Reproduce the listing below without changes, except that pictures are left out.

**** INPUT FOR THIS TASK

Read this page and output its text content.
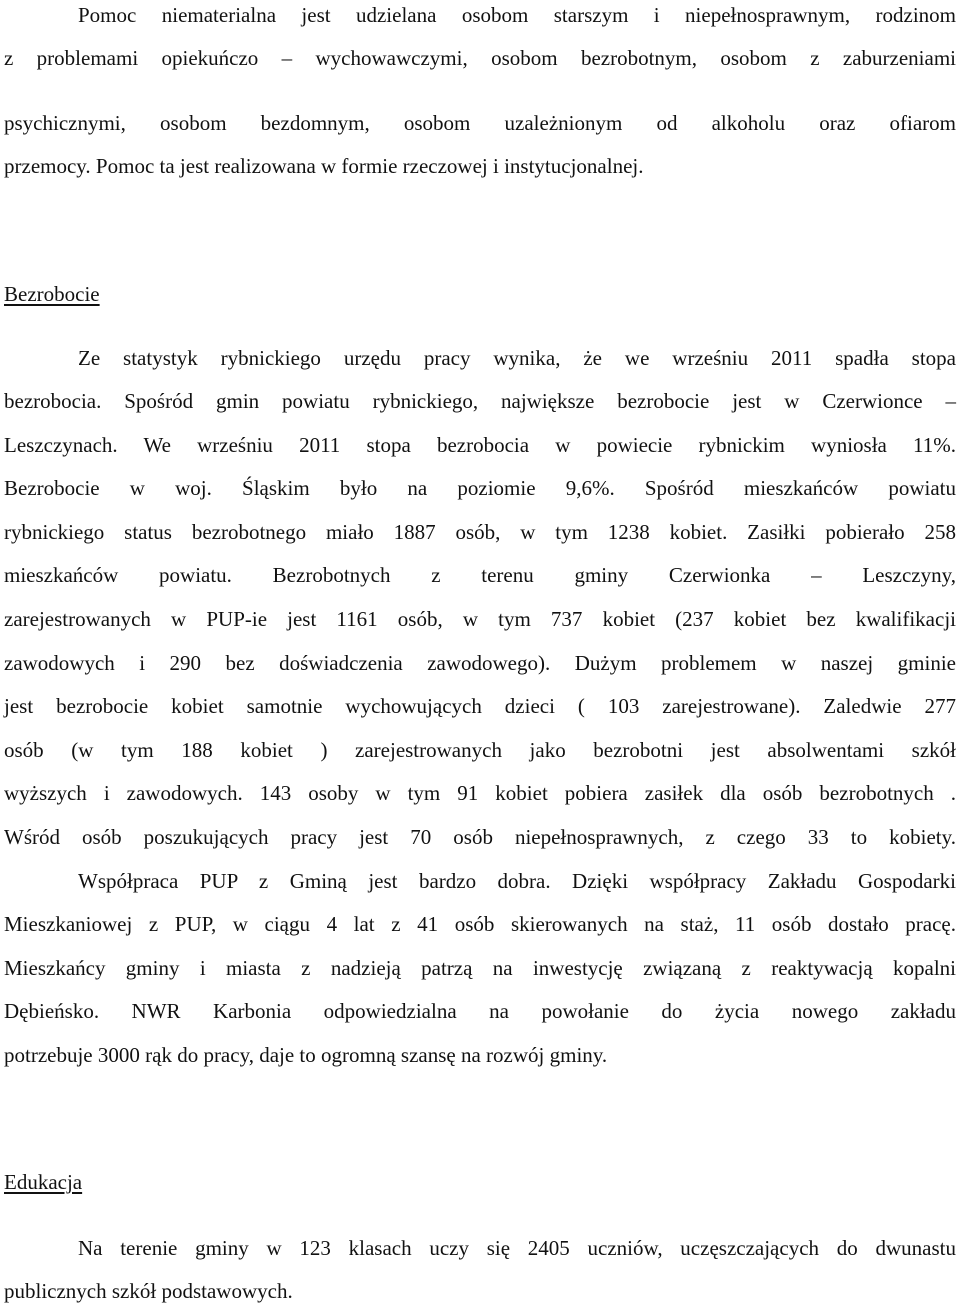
Pomoc niematerialna jest udzielana osobom starszym i niepełnosprawnym, rodzinom
z problemami opiekuńczo – wychowawczymi, osobom bezrobotnym, osobom z zaburzeniami
psychicznymi, osobom bezdomnym, osobom uzależnionym od alkoholu oraz ofiarom
przemocy. Pomoc ta jest realizowana w formie rzeczowej i instytucjonalnej.
Bezrobocie
Ze statystyk rybnickiego urzędu pracy wynika, że we wrześniu 2011 spadła stopa
bezrobocia. Spośród gmin powiatu rybnickiego, największe bezrobocie jest w Czerwionce –
Leszczynach. We wrześniu 2011 stopa bezrobocia w powiecie rybnickim wyniosła 11%.
Bezrobocie w woj. Śląskim było na poziomie 9,6%. Spośród mieszkańców powiatu
rybnickiego status bezrobotnego miało 1887 osób, w tym 1238 kobiet. Zasiłki pobierało 258
mieszkańców powiatu. Bezrobotnych z terenu gminy Czerwionka – Leszczyny,
zarejestrowanych w PUP-ie jest 1161 osób, w tym 737 kobiet (237 kobiet bez kwalifikacji
zawodowych i 290 bez doświadczenia zawodowego). Dużym problemem w naszej gminie
jest bezrobocie kobiet samotnie wychowujących dzieci ( 103 zarejestrowane). Zaledwie 277
osób (w tym 188 kobiet ) zarejestrowanych jako bezrobotni jest absolwentami szkół
wyższych i zawodowych. 143 osoby w tym 91 kobiet pobiera zasiłek dla osób bezrobotnych .
Wśród osób poszukujących pracy jest 70 osób niepełnosprawnych, z czego 33 to kobiety.
Współpraca PUP z Gminą jest bardzo dobra. Dzięki współpracy Zakładu Gospodarki
Mieszkaniowej z PUP, w ciągu 4 lat z 41 osób skierowanych na staż, 11 osób dostało pracę.
Mieszkańcy gminy i miasta z nadzieją patrzą na inwestycję związaną z reaktywacją kopalni
Dębieńsko. NWR Karbonia odpowiedzialna na powołanie do życia nowego zakładu
potrzebuje 3000 rąk do pracy, daje to ogromną szansę na rozwój gminy.
Edukacja
Na terenie gminy w 123 klasach uczy się 2405 uczniów, uczęszczających do dwunastu
publicznych szkół podstawowych.
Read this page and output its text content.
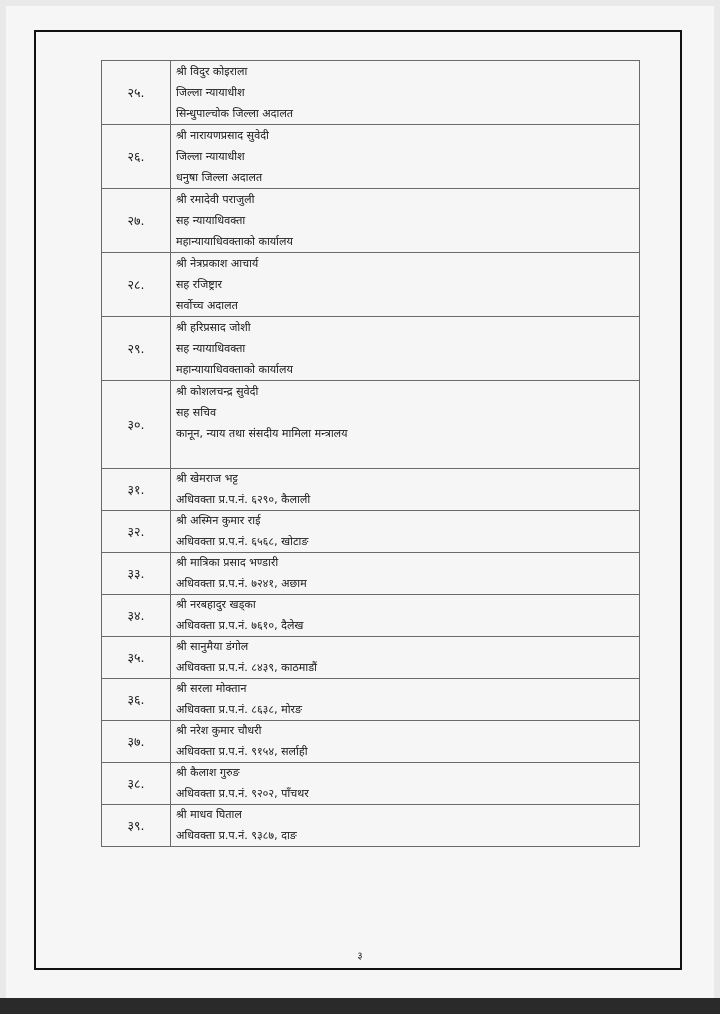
२५.	श्री विदुर कोइराला
जिल्ला न्यायाधीश
सिन्धुपाल्चोक जिल्ला अदालत

२६.	श्री नारायणप्रसाद सुवेदी
जिल्ला न्यायाधीश
धनुषा जिल्ला अदालत

२७.	श्री रमादेवी पराजुली
सह न्यायाधिवक्ता
महान्यायाधिवक्ताको कार्यालय

२८.	श्री नेत्रप्रकाश आचार्य
सह रजिष्ट्रार
सर्वोच्च अदालत

२९.	श्री हरिप्रसाद जोशी
सह न्यायाधिवक्ता
महान्यायाधिवक्ताको कार्यालय

३०.	श्री कोशलचन्द्र सुवेदी
सह सचिव
कानून, न्याय तथा संसदीय मामिला मन्त्रालय

३१.	श्री खेमराज भट्ट
अधिवक्ता प्र.प.नं. ६२९०, कैलाली

३२.	श्री अस्मिन कुमार राई
अधिवक्ता प्र.प.नं. ६५६८, खोटाङ

३३.	श्री मात्रिका प्रसाद भण्डारी
अधिवक्ता प्र.प.नं. ७२४१, अछाम

३४.	श्री नरबहादुर खड्का
अधिवक्ता प्र.प.नं. ७६१०, दैलेख

३५.	श्री सानुमैया डंगोल
अधिवक्ता प्र.प.नं. ८४३९, काठमाडौं

३६.	श्री सरला मोक्तान
अधिवक्ता प्र.प.नं. ८६३८, मोरङ

३७.	श्री नरेश कुमार चौधरी
अधिवक्ता प्र.प.नं. ९१५४, सर्लाही

३८.	श्री कैलाश गुरुङ
अधिवक्ता प्र.प.नं. ९२०२, पाँचथर

३९.	श्री माधव घिताल
अधिवक्ता प्र.प.नं. ९३८७, दाङ
३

********

» **THE OUTPUT**:
Read this page and output its text content.
Pomoc niematerialna jest udzielana osobom starszym i niepełnosprawnym, rodzinom
z problemami opiekuńczo – wychowawczymi, osobom bezrobotnym, osobom z zaburzeniami
psychicznymi, osobom bezdomnym, osobom uzależnionym od alkoholu oraz ofiarom
przemocy. Pomoc ta jest realizowana w formie rzeczowej i instytucjonalnej.
Bezrobocie
Ze statystyk rybnickiego urzędu pracy wynika, że we wrześniu 2011 spadła stopa
bezrobocia. Spośród gmin powiatu rybnickiego, największe bezrobocie jest w Czerwionce –
Leszczynach. We wrześniu 2011 stopa bezrobocia w powiecie rybnickim wyniosła 11%.
Bezrobocie w woj. Śląskim było na poziomie 9,6%. Spośród mieszkańców powiatu
rybnickiego status bezrobotnego miało 1887 osób, w tym 1238 kobiet. Zasiłki pobierało 258
mieszkańców powiatu. Bezrobotnych z terenu gminy Czerwionka – Leszczyny,
zarejestrowanych w PUP-ie jest 1161 osób, w tym 737 kobiet (237 kobiet bez kwalifikacji
zawodowych i 290 bez doświadczenia zawodowego). Dużym problemem w naszej gminie
jest bezrobocie kobiet samotnie wychowujących dzieci ( 103 zarejestrowane). Zaledwie 277
osób (w tym 188 kobiet ) zarejestrowanych jako bezrobotni jest absolwentami szkół
wyższych i zawodowych. 143 osoby w tym 91 kobiet pobiera zasiłek dla osób bezrobotnych .
Wśród osób poszukujących pracy jest 70 osób niepełnosprawnych, z czego 33 to kobiety.
Współpraca PUP z Gminą jest bardzo dobra. Dzięki współpracy Zakładu Gospodarki
Mieszkaniowej z PUP, w ciągu 4 lat z 41 osób skierowanych na staż, 11 osób dostało pracę.
Mieszkańcy gminy i miasta z nadzieją patrzą na inwestycję związaną z reaktywacją kopalni
Dębieńsko. NWR Karbonia odpowiedzialna na powołanie do życia nowego zakładu
potrzebuje 3000 rąk do pracy, daje to ogromną szansę na rozwój gminy.
Edukacja
Na terenie gminy w 123 klasach uczy się 2405 uczniów, uczęszczających do dwunastu
publicznych szkół podstawowych.
Read this page and output its text content.
२५.	श्री विदुर कोइराला
जिल्ला न्यायाधीश
सिन्धुपाल्चोक जिल्ला अदालत

२६.	श्री नारायणप्रसाद सुवेदी
जिल्ला न्यायाधीश
धनुषा जिल्ला अदालत

२७.	श्री रमादेवी पराजुली
सह न्यायाधिवक्ता
महान्यायाधिवक्ताको कार्यालय

२८.	श्री नेत्रप्रकाश आचार्य
सह रजिष्ट्रार
सर्वोच्च अदालत

२९.	श्री हरिप्रसाद जोशी
सह न्यायाधिवक्ता
महान्यायाधिवक्ताको कार्यालय

३०.	श्री कोशलचन्द्र सुवेदी
सह सचिव
कानून, न्याय तथा संसदीय मामिला मन्त्रालय

३१.	श्री खेमराज भट्ट
अधिवक्ता प्र.प.नं. ६२९०, कैलाली

३२.	श्री अस्मिन कुमार राई
अधिवक्ता प्र.प.नं. ६५६८, खोटाङ

३३.	श्री मात्रिका प्रसाद भण्डारी
अधिवक्ता प्र.प.नं. ७२४१, अछाम

३४.	श्री नरबहादुर खड्का
अधिवक्ता प्र.प.नं. ७६१०, दैलेख

३५.	श्री सानुमैया डंगोल
अधिवक्ता प्र.प.नं. ८४३९, काठमाडौं

३६.	श्री सरला मोक्तान
अधिवक्ता प्र.प.नं. ८६३८, मोरङ

३७.	श्री नरेश कुमार चौधरी
अधिवक्ता प्र.प.नं. ९१५४, सर्लाही

३८.	श्री कैलाश गुरुङ
अधिवक्ता प्र.प.नं. ९२०२, पाँचथर

३९.	श्री माधव घिताल
अधिवक्ता प्र.प.नं. ९३८७, दाङ
३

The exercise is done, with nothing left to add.